> **Exercise materials**:
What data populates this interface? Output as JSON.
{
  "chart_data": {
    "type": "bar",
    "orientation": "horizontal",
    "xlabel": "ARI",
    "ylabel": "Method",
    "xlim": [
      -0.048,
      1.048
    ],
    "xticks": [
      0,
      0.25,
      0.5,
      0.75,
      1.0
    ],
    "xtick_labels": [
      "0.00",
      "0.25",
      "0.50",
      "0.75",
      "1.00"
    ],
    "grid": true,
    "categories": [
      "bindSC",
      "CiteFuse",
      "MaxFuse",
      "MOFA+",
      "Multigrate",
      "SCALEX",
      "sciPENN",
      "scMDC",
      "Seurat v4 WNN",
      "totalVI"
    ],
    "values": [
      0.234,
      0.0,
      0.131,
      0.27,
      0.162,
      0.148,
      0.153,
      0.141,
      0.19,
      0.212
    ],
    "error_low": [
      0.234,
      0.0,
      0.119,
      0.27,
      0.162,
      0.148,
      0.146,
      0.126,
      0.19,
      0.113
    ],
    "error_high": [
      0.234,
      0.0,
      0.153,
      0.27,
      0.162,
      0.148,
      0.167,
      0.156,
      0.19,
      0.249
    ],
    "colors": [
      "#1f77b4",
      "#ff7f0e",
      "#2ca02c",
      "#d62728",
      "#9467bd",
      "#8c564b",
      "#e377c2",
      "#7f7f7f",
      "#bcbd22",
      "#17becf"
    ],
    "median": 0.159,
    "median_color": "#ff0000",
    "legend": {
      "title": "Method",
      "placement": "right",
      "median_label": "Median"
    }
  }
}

> **Task details**:
Set down every line of the listing above again, exactly as given.

> **Written answer**:
What data populates this interface? Output as JSON.
{
  "chart_data": {
    "type": "bar",
    "orientation": "horizontal",
    "xlabel": "ARI",
    "ylabel": "Method",
    "xlim": [
      -0.048,
      1.048
    ],
    "xticks": [
      0,
      0.25,
      0.5,
      0.75,
      1.0
    ],
    "xtick_labels": [
      "0.00",
      "0.25",
      "0.50",
      "0.75",
      "1.00"
    ],
    "grid": true,
    "categories": [
      "bindSC",
      "CiteFuse",
      "MaxFuse",
      "MOFA+",
      "Multigrate",
      "SCALEX",
      "sciPENN",
      "scMDC",
      "Seurat v4 WNN",
      "totalVI"
    ],
    "values": [
      0.234,
      0.0,
      0.131,
      0.27,
      0.162,
      0.148,
      0.153,
      0.141,
      0.19,
      0.212
    ],
    "error_low": [
      0.234,
      0.0,
      0.119,
      0.27,
      0.162,
      0.148,
      0.146,
      0.126,
      0.19,
      0.113
    ],
    "error_high": [
      0.234,
      0.0,
      0.153,
      0.27,
      0.162,
      0.148,
      0.167,
      0.156,
      0.19,
      0.249
    ],
    "colors": [
      "#1f77b4",
      "#ff7f0e",
      "#2ca02c",
      "#d62728",
      "#9467bd",
      "#8c564b",
      "#e377c2",
      "#7f7f7f",
      "#bcbd22",
      "#17becf"
    ],
    "median": 0.159,
    "median_color": "#ff0000",
    "legend": {
      "title": "Method",
      "placement": "right",
      "median_label": "Median"
    }
  }
}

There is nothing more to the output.